Task objective:
Could you update the ephemeral messaging page from "Scope and requirements" up to and including "against each other." so that "carve-out" reads "exception", and give back that passage?
-- START OF Page --
Design ephemeral messaging

Ephemeral messaging is the product Snapchat made familiar, where messages disappear after they are viewed, photos can be opened exactly once, and stories live for 24 hours before vanishing. Most chat questions are about getting data to people and keeping it forever, and this one inverts the second half, because here deletion is the product. Interviewers like the question because it looks like generic chat right up until it is not, since a candidate has to reason about what deleted actually means in a distributed system, where copies live in databases, caches, content delivery networks, and backups, and has to be precise about which of those copies the service can truthfully promise to destroy. The hard parts live in the gap between marking data expired and physically removing it, in making a view-once photo burn on every one of the recipient's devices at the same moment, and in the awkward truce between caching media for speed and erasing it on schedule. I will build the system the way I would narrate it in a thirty minute interview, agreeing on the promise first, then making the machinery keep it.

Scope and requirements

The functional surface I would agree on covers one-to-one disappearing messages with sender-chosen lifetimes, view-once photos and videos, 24-hour stories broadcast to friends or followers, screenshot notification, and delivery states similar to ordinary chat. Abuse reporting has to exist as well, which immediately complicates the deletion story, because reporting content the service has already destroyed is impossible, so a narrow carve-out for reported content enters the scope from the very first minute rather than as a retrofit. Stating that tension up front is worth doing in the interview, since the whole design is an exercise in keeping two promises that pull against each other.

The non-functional requirements are where this design departs from a chat system. Deletion must really happen within a bounded and stated window, not merely hide content from the interface, since the product's entire promise is that the service does not keep what you sent, and a promise without a number attached is not a requirement an engineer can build to. Delivery latency should match a normal messenger, a few hundred milliseconds when both parties are online, because ephemerality is not an excuse for sluggishness. Durability is required only within a message's lifetime, and that phrasing is deliberate, because losing a message that was going to be destroyed tomorrow is still a failure today, so the store replicates like any other store. The pleasant consequence of the product shows up in cost, because the corpus is small and rolling rather than monotonically growing, the storage bill stays roughly flat as the service ages, and the design should protect that property instead of accidentally hoarding data in side channels such as logs, caches, and analytics pipelines.

Sizing the problem

Assume 30 million daily active users sending 30 messages each per day, which multiplies to 900 million messages per day, or about 10,400 per second on average, and a peak factor of five makes that roughly 50,000 per second in the busy evening hours. Suppose half the messages carry media averaging 1 MB after client-side compression, so the service ingests around 450 million media objects per day, roughly 450 TB of blob traffic daily, and the blob path rather than the text path is where the bytes live.
-- END OF Page --
-- START OF Data records --
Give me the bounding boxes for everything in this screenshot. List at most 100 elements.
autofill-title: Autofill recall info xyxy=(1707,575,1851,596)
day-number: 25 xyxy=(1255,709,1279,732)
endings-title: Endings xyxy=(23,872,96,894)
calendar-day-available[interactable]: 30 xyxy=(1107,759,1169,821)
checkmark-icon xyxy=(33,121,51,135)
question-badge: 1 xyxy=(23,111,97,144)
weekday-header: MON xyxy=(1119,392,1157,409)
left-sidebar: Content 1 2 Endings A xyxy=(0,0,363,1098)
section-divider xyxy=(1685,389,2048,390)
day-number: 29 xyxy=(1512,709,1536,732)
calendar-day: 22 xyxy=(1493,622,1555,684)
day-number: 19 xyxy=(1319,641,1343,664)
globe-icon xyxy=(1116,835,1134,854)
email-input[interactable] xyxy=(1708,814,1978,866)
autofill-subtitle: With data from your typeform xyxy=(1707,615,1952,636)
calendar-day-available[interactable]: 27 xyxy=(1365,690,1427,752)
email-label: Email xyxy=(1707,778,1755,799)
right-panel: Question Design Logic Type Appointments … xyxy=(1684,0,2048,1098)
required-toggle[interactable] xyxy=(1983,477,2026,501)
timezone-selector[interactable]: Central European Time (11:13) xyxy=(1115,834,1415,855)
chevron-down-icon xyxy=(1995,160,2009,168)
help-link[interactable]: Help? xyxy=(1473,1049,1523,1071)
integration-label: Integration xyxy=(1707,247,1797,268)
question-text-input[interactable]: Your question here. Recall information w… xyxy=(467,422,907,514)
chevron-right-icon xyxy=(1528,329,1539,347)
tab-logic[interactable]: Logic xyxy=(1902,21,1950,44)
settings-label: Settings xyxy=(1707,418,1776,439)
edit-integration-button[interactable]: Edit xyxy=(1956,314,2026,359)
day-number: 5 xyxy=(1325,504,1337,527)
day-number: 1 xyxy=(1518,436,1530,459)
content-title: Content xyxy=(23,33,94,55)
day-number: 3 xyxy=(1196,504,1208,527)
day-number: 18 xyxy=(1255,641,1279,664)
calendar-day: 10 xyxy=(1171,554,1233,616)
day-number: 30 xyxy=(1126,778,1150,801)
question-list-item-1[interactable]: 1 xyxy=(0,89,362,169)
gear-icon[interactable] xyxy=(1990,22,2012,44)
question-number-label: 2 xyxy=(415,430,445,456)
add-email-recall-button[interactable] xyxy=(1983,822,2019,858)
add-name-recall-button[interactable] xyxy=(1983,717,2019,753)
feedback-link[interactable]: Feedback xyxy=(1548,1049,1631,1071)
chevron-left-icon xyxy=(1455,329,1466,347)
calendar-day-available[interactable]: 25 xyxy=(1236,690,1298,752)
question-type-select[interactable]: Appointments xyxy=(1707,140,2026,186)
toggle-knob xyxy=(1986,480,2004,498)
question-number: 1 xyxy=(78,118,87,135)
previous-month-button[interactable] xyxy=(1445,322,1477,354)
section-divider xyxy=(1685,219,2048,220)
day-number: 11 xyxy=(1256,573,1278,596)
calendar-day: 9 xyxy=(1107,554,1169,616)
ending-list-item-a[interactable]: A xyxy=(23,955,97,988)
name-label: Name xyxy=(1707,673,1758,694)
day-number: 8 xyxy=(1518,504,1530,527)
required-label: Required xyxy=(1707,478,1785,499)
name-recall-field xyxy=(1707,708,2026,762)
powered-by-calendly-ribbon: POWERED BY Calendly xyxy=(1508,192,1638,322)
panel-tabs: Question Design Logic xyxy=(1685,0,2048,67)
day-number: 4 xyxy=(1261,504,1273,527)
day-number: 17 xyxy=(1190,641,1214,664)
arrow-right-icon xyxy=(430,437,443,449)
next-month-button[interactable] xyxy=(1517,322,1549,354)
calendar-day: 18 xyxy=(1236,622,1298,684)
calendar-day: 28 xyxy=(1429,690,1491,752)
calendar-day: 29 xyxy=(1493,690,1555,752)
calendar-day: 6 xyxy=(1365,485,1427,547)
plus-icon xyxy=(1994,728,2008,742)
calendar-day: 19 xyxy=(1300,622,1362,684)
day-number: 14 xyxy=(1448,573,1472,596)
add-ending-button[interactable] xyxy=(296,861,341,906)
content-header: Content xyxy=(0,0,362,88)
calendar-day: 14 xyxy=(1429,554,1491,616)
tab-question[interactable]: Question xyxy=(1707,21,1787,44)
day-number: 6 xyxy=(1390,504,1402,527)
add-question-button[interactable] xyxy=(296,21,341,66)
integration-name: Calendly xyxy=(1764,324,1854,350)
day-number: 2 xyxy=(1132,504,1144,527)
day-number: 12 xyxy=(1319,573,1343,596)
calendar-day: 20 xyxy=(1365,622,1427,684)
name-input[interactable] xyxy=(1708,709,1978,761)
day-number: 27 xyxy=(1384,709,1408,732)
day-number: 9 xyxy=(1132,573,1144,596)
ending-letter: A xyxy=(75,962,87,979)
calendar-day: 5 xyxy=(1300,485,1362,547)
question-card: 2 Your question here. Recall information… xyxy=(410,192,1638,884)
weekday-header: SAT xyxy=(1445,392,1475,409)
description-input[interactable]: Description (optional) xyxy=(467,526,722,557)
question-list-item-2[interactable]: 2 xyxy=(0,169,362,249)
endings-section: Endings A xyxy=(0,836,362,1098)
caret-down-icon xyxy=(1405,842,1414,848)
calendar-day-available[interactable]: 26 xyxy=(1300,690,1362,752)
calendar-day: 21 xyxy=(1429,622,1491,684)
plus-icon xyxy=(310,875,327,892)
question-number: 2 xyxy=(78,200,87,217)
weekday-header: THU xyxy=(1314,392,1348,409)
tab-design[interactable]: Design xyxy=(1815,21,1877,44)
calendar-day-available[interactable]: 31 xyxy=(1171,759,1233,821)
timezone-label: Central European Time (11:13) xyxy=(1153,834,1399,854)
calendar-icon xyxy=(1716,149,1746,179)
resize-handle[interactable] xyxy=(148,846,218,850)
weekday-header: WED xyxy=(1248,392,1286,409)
-- END OF Data records --
Answer:
Scope and requirements

The functional surface I would agree on covers one-to-one disappearing messages with sender-chosen lifetimes, view-once photos and videos, 24-hour stories broadcast to friends or followers, screenshot notification, and delivery states similar to ordinary chat. Abuse reporting has to exist as well, which immediately complicates the deletion story, because reporting content the service has already destroyed is impossible, so a narrow exception for reported content enters the scope from the very first minute rather than as a retrofit. Stating that tension up front is worth doing in the interview, since the whole design is an exercise in keeping two promises that pull against each other.